SOURCE DATA —
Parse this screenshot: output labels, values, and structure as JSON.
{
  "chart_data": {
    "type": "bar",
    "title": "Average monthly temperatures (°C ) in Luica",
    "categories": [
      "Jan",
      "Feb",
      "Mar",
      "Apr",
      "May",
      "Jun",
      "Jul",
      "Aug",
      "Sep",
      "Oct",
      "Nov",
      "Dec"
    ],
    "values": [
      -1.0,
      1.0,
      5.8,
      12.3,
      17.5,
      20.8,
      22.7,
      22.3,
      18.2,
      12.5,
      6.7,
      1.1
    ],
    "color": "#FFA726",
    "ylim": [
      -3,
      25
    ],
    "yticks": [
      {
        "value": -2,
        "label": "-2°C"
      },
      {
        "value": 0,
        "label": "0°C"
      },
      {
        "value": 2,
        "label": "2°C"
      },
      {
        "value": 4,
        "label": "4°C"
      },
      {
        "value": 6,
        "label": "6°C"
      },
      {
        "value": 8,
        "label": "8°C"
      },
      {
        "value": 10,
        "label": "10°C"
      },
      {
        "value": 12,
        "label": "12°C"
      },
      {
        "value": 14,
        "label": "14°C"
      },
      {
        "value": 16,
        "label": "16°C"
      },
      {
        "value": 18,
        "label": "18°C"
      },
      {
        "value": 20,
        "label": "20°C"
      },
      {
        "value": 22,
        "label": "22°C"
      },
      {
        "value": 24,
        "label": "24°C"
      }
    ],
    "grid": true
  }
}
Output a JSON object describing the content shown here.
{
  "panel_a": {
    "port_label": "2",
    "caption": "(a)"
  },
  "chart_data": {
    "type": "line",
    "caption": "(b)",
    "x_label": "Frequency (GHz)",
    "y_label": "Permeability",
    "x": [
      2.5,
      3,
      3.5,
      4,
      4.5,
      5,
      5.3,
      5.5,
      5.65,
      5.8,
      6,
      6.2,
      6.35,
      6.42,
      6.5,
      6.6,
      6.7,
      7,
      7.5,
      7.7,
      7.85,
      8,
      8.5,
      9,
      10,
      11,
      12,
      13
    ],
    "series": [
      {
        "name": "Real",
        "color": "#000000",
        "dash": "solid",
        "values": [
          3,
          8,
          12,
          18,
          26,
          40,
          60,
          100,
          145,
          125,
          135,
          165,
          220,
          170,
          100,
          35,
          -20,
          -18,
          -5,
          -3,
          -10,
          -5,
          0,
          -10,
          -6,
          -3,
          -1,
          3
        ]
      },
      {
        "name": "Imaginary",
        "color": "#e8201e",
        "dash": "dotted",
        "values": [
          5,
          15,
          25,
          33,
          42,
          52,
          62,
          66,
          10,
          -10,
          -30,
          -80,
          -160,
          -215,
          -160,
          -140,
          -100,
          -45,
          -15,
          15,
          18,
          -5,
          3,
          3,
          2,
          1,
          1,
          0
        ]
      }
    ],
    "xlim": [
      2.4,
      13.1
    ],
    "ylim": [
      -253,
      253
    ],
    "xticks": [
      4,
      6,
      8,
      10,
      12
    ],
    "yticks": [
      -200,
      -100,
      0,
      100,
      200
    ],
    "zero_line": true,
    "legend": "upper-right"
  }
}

EXERCISE PROMPT —
Considering only the records above, state the number of lines that include the word "JSON", with nothing added.

FINAL RESULT —
2